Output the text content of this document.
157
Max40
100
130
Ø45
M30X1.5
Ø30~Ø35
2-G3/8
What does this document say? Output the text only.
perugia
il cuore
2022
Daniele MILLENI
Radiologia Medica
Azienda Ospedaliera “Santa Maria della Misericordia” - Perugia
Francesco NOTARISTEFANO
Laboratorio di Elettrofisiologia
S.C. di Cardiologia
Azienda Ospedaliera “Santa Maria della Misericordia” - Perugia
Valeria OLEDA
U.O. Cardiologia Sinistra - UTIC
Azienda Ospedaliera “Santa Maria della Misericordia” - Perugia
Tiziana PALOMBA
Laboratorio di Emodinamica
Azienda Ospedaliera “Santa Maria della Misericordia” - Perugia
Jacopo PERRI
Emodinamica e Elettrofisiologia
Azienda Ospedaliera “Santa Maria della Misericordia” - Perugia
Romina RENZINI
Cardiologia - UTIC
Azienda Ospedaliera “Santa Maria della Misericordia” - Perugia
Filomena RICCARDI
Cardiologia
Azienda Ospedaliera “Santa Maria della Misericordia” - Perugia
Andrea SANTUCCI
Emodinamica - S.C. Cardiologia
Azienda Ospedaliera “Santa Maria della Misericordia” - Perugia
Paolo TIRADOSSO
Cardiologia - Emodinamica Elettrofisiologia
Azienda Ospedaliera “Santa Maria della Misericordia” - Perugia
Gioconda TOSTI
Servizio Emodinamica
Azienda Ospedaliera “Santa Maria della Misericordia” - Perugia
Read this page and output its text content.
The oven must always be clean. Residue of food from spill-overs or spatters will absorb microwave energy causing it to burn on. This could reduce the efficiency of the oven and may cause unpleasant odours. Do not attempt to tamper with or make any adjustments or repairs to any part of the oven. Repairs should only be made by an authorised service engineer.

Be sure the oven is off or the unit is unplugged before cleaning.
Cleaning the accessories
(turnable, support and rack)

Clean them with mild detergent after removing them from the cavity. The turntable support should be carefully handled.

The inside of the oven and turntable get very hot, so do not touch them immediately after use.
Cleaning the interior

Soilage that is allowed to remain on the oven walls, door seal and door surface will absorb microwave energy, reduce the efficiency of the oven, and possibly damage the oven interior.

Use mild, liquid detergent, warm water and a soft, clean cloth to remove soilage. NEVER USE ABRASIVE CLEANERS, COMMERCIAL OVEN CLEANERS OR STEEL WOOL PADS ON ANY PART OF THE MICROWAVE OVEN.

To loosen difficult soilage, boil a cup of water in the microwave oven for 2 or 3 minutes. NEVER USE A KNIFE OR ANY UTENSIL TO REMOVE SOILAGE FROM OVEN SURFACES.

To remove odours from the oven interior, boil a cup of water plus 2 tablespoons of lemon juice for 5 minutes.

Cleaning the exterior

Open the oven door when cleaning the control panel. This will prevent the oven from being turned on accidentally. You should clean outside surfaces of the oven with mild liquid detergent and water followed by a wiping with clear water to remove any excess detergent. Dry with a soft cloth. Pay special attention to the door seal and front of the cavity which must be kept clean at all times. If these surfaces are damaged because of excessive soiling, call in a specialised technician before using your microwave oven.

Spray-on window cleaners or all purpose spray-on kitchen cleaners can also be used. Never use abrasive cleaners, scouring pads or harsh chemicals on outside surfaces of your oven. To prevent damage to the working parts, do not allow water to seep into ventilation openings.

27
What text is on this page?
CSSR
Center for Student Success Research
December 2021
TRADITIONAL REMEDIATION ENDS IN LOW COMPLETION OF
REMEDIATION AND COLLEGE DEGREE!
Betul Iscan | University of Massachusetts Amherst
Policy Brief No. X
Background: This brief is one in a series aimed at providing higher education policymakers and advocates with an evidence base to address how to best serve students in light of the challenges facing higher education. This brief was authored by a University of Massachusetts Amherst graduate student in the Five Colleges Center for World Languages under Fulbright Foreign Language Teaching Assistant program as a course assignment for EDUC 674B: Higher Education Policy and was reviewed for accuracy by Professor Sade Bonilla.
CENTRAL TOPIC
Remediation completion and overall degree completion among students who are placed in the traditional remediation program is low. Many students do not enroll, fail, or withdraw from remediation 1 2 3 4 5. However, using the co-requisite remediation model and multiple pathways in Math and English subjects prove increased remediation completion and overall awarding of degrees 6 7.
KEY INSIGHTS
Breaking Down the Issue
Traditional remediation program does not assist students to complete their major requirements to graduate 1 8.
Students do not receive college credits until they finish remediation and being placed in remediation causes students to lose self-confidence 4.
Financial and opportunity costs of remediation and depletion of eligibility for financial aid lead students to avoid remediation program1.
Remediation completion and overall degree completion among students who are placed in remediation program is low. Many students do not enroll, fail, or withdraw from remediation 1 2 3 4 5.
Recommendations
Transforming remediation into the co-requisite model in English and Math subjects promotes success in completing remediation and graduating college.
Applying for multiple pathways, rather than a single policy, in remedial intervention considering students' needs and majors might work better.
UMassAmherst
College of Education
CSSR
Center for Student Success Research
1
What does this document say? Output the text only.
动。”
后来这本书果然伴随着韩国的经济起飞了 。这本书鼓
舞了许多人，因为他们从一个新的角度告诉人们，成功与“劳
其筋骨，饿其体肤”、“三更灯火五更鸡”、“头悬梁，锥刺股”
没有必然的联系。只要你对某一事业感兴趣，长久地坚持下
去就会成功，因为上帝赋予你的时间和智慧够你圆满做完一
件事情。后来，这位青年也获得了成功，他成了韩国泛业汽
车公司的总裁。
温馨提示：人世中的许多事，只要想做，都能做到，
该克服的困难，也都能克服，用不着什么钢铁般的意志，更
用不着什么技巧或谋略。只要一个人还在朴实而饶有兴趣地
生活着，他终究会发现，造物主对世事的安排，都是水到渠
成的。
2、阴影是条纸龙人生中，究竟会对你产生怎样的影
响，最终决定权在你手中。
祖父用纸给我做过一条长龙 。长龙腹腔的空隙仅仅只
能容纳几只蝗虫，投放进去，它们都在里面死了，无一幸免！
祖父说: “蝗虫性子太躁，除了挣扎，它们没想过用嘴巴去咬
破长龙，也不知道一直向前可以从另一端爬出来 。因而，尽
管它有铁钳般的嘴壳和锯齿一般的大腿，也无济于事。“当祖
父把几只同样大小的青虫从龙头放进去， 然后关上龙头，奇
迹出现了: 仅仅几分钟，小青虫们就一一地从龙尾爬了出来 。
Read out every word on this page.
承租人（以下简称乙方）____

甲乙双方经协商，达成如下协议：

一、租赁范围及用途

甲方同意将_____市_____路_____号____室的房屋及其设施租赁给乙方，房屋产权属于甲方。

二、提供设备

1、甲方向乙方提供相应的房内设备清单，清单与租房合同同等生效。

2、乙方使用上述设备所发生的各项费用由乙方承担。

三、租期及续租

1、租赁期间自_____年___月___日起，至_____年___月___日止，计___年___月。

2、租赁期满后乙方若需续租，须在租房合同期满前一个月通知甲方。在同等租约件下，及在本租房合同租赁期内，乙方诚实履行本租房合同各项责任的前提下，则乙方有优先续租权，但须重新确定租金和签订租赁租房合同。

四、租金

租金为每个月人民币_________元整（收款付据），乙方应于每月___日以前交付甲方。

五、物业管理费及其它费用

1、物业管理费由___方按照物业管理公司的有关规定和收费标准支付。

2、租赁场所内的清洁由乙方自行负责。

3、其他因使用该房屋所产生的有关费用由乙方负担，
════════════════════
> [Work to complete]:
Give back each line above precisely as it stands.

> [Reply to the task]:
Output the text content of this document.
157
Max40
100
130
Ø45
M30X1.5
Ø30~Ø35
2-G3/8
What does this document say? Output the text only.
perugia
il cuore
2022
Daniele MILLENI
Radiologia Medica
Azienda Ospedaliera “Santa Maria della Misericordia” - Perugia
Francesco NOTARISTEFANO
Laboratorio di Elettrofisiologia
S.C. di Cardiologia
Azienda Ospedaliera “Santa Maria della Misericordia” - Perugia
Valeria OLEDA
U.O. Cardiologia Sinistra - UTIC
Azienda Ospedaliera “Santa Maria della Misericordia” - Perugia
Tiziana PALOMBA
Laboratorio di Emodinamica
Azienda Ospedaliera “Santa Maria della Misericordia” - Perugia
Jacopo PERRI
Emodinamica e Elettrofisiologia
Azienda Ospedaliera “Santa Maria della Misericordia” - Perugia
Romina RENZINI
Cardiologia - UTIC
Azienda Ospedaliera “Santa Maria della Misericordia” - Perugia
Filomena RICCARDI
Cardiologia
Azienda Ospedaliera “Santa Maria della Misericordia” - Perugia
Andrea SANTUCCI
Emodinamica - S.C. Cardiologia
Azienda Ospedaliera “Santa Maria della Misericordia” - Perugia
Paolo TIRADOSSO
Cardiologia - Emodinamica Elettrofisiologia
Azienda Ospedaliera “Santa Maria della Misericordia” - Perugia
Gioconda TOSTI
Servizio Emodinamica
Azienda Ospedaliera “Santa Maria della Misericordia” - Perugia
Read this page and output its text content.
The oven must always be clean. Residue of food from spill-overs or spatters will absorb microwave energy causing it to burn on. This could reduce the efficiency of the oven and may cause unpleasant odours. Do not attempt to tamper with or make any adjustments or repairs to any part of the oven. Repairs should only be made by an authorised service engineer.

Be sure the oven is off or the unit is unplugged before cleaning.
Cleaning the accessories
(turnable, support and rack)

Clean them with mild detergent after removing them from the cavity. The turntable support should be carefully handled.

The inside of the oven and turntable get very hot, so do not touch them immediately after use.
Cleaning the interior

Soilage that is allowed to remain on the oven walls, door seal and door surface will absorb microwave energy, reduce the efficiency of the oven, and possibly damage the oven interior.

Use mild, liquid detergent, warm water and a soft, clean cloth to remove soilage. NEVER USE ABRASIVE CLEANERS, COMMERCIAL OVEN CLEANERS OR STEEL WOOL PADS ON ANY PART OF THE MICROWAVE OVEN.

To loosen difficult soilage, boil a cup of water in the microwave oven for 2 or 3 minutes. NEVER USE A KNIFE OR ANY UTENSIL TO REMOVE SOILAGE FROM OVEN SURFACES.

To remove odours from the oven interior, boil a cup of water plus 2 tablespoons of lemon juice for 5 minutes.

Cleaning the exterior

Open the oven door when cleaning the control panel. This will prevent the oven from being turned on accidentally. You should clean outside surfaces of the oven with mild liquid detergent and water followed by a wiping with clear water to remove any excess detergent. Dry with a soft cloth. Pay special attention to the door seal and front of the cavity which must be kept clean at all times. If these surfaces are damaged because of excessive soiling, call in a specialised technician before using your microwave oven.

Spray-on window cleaners or all purpose spray-on kitchen cleaners can also be used. Never use abrasive cleaners, scouring pads or harsh chemicals on outside surfaces of your oven. To prevent damage to the working parts, do not allow water to seep into ventilation openings.

27
What text is on this page?
CSSR
Center for Student Success Research
December 2021
TRADITIONAL REMEDIATION ENDS IN LOW COMPLETION OF
REMEDIATION AND COLLEGE DEGREE!
Betul Iscan | University of Massachusetts Amherst
Policy Brief No. X
Background: This brief is one in a series aimed at providing higher education policymakers and advocates with an evidence base to address how to best serve students in light of the challenges facing higher education. This brief was authored by a University of Massachusetts Amherst graduate student in the Five Colleges Center for World Languages under Fulbright Foreign Language Teaching Assistant program as a course assignment for EDUC 674B: Higher Education Policy and was reviewed for accuracy by Professor Sade Bonilla.
CENTRAL TOPIC
Remediation completion and overall degree completion among students who are placed in the traditional remediation program is low. Many students do not enroll, fail, or withdraw from remediation 1 2 3 4 5. However, using the co-requisite remediation model and multiple pathways in Math and English subjects prove increased remediation completion and overall awarding of degrees 6 7.
KEY INSIGHTS
Breaking Down the Issue
Traditional remediation program does not assist students to complete their major requirements to graduate 1 8.
Students do not receive college credits until they finish remediation and being placed in remediation causes students to lose self-confidence 4.
Financial and opportunity costs of remediation and depletion of eligibility for financial aid lead students to avoid remediation program1.
Remediation completion and overall degree completion among students who are placed in remediation program is low. Many students do not enroll, fail, or withdraw from remediation 1 2 3 4 5.
Recommendations
Transforming remediation into the co-requisite model in English and Math subjects promotes success in completing remediation and graduating college.
Applying for multiple pathways, rather than a single policy, in remedial intervention considering students' needs and majors might work better.
UMassAmherst
College of Education
CSSR
Center for Student Success Research
1
What does this document say? Output the text only.
动。”
后来这本书果然伴随着韩国的经济起飞了 。这本书鼓
舞了许多人，因为他们从一个新的角度告诉人们，成功与“劳
其筋骨，饿其体肤”、“三更灯火五更鸡”、“头悬梁，锥刺股”
没有必然的联系。只要你对某一事业感兴趣，长久地坚持下
去就会成功，因为上帝赋予你的时间和智慧够你圆满做完一
件事情。后来，这位青年也获得了成功，他成了韩国泛业汽
车公司的总裁。
温馨提示：人世中的许多事，只要想做，都能做到，
该克服的困难，也都能克服，用不着什么钢铁般的意志，更
用不着什么技巧或谋略。只要一个人还在朴实而饶有兴趣地
生活着，他终究会发现，造物主对世事的安排，都是水到渠
成的。
2、阴影是条纸龙人生中，究竟会对你产生怎样的影
响，最终决定权在你手中。
祖父用纸给我做过一条长龙 。长龙腹腔的空隙仅仅只
能容纳几只蝗虫，投放进去，它们都在里面死了，无一幸免！
祖父说: “蝗虫性子太躁，除了挣扎，它们没想过用嘴巴去咬
破长龙，也不知道一直向前可以从另一端爬出来 。因而，尽
管它有铁钳般的嘴壳和锯齿一般的大腿，也无济于事。“当祖
父把几只同样大小的青虫从龙头放进去， 然后关上龙头，奇
迹出现了: 仅仅几分钟，小青虫们就一一地从龙尾爬了出来 。
Read out every word on this page.
承租人（以下简称乙方）____

甲乙双方经协商，达成如下协议：

一、租赁范围及用途

甲方同意将_____市_____路_____号____室的房屋及其设施租赁给乙方，房屋产权属于甲方。

二、提供设备

1、甲方向乙方提供相应的房内设备清单，清单与租房合同同等生效。

2、乙方使用上述设备所发生的各项费用由乙方承担。

三、租期及续租

1、租赁期间自_____年___月___日起，至_____年___月___日止，计___年___月。

2、租赁期满后乙方若需续租，须在租房合同期满前一个月通知甲方。在同等租约件下，及在本租房合同租赁期内，乙方诚实履行本租房合同各项责任的前提下，则乙方有优先续租权，但须重新确定租金和签订租赁租房合同。

四、租金

租金为每个月人民币_________元整（收款付据），乙方应于每月___日以前交付甲方。

五、物业管理费及其它费用

1、物业管理费由___方按照物业管理公司的有关规定和收费标准支付。

2、租赁场所内的清洁由乙方自行负责。

3、其他因使用该房屋所产生的有关费用由乙方负担，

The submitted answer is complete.